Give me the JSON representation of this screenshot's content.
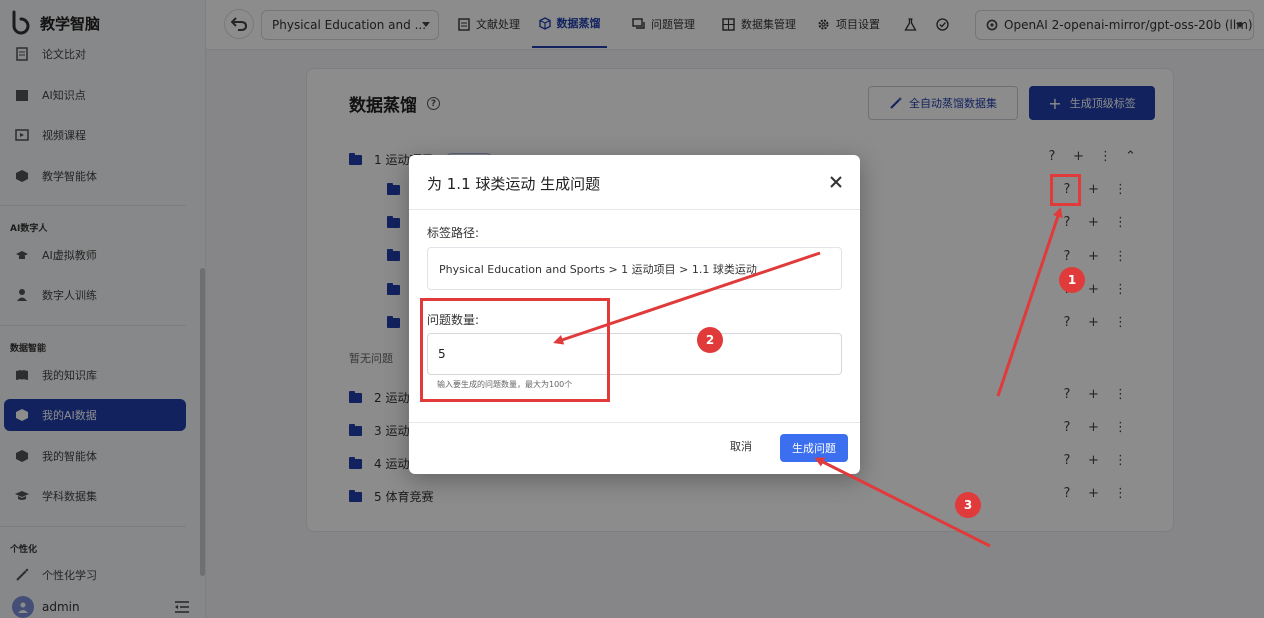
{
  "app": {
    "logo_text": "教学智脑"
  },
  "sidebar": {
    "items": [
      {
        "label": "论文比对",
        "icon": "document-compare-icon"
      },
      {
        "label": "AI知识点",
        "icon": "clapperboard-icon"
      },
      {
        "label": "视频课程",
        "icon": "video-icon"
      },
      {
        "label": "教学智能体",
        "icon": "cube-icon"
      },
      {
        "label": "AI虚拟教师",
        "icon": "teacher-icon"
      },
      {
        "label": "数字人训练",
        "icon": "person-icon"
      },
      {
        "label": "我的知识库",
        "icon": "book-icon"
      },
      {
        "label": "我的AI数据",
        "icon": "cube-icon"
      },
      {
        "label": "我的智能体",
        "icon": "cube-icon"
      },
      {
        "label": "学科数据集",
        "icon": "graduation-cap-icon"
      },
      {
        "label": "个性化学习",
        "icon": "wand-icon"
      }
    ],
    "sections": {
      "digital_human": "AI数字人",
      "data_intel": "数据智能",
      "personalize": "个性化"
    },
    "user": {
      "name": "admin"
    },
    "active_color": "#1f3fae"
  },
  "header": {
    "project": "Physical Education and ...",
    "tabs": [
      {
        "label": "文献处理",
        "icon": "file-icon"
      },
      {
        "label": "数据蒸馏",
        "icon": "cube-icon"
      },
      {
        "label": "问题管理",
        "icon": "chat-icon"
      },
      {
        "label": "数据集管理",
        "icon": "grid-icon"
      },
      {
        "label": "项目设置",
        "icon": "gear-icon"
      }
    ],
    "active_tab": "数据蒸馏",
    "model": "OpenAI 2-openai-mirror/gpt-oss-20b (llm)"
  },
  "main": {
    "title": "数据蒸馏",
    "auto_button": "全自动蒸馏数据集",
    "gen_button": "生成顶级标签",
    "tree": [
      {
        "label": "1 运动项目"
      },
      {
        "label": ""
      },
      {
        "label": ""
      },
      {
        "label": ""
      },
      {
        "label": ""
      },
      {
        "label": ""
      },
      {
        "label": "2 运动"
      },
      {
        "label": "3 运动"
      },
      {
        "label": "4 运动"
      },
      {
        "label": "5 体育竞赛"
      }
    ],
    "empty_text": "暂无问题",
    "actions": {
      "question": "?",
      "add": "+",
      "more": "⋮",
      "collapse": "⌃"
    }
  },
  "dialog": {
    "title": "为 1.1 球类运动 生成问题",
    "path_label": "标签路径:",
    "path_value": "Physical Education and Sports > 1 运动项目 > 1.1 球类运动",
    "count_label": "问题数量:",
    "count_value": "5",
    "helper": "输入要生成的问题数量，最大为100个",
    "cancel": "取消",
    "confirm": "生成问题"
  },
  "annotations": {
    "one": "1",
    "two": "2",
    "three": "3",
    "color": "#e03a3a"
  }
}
────────────────
THE EXERCISE>
Your copy of the data should match it exactly, except that pictures are left out.

EXERCISE RESULT>
Give me the JSON representation of this screenshot's content.
{
  "app": {
    "logo_text": "教学智脑"
  },
  "sidebar": {
    "items": [
      {
        "label": "论文比对",
        "icon": "document-compare-icon"
      },
      {
        "label": "AI知识点",
        "icon": "clapperboard-icon"
      },
      {
        "label": "视频课程",
        "icon": "video-icon"
      },
      {
        "label": "教学智能体",
        "icon": "cube-icon"
      },
      {
        "label": "AI虚拟教师",
        "icon": "teacher-icon"
      },
      {
        "label": "数字人训练",
        "icon": "person-icon"
      },
      {
        "label": "我的知识库",
        "icon": "book-icon"
      },
      {
        "label": "我的AI数据",
        "icon": "cube-icon"
      },
      {
        "label": "我的智能体",
        "icon": "cube-icon"
      },
      {
        "label": "学科数据集",
        "icon": "graduation-cap-icon"
      },
      {
        "label": "个性化学习",
        "icon": "wand-icon"
      }
    ],
    "sections": {
      "digital_human": "AI数字人",
      "data_intel": "数据智能",
      "personalize": "个性化"
    },
    "user": {
      "name": "admin"
    },
    "active_color": "#1f3fae"
  },
  "header": {
    "project": "Physical Education and ...",
    "tabs": [
      {
        "label": "文献处理",
        "icon": "file-icon"
      },
      {
        "label": "数据蒸馏",
        "icon": "cube-icon"
      },
      {
        "label": "问题管理",
        "icon": "chat-icon"
      },
      {
        "label": "数据集管理",
        "icon": "grid-icon"
      },
      {
        "label": "项目设置",
        "icon": "gear-icon"
      }
    ],
    "active_tab": "数据蒸馏",
    "model": "OpenAI 2-openai-mirror/gpt-oss-20b (llm)"
  },
  "main": {
    "title": "数据蒸馏",
    "auto_button": "全自动蒸馏数据集",
    "gen_button": "生成顶级标签",
    "tree": [
      {
        "label": "1 运动项目"
      },
      {
        "label": ""
      },
      {
        "label": ""
      },
      {
        "label": ""
      },
      {
        "label": ""
      },
      {
        "label": ""
      },
      {
        "label": "2 运动"
      },
      {
        "label": "3 运动"
      },
      {
        "label": "4 运动"
      },
      {
        "label": "5 体育竞赛"
      }
    ],
    "empty_text": "暂无问题",
    "actions": {
      "question": "?",
      "add": "+",
      "more": "⋮",
      "collapse": "⌃"
    }
  },
  "dialog": {
    "title": "为 1.1 球类运动 生成问题",
    "path_label": "标签路径:",
    "path_value": "Physical Education and Sports > 1 运动项目 > 1.1 球类运动",
    "count_label": "问题数量:",
    "count_value": "5",
    "helper": "输入要生成的问题数量，最大为100个",
    "cancel": "取消",
    "confirm": "生成问题"
  },
  "annotations": {
    "one": "1",
    "two": "2",
    "three": "3",
    "color": "#e03a3a"
  }
}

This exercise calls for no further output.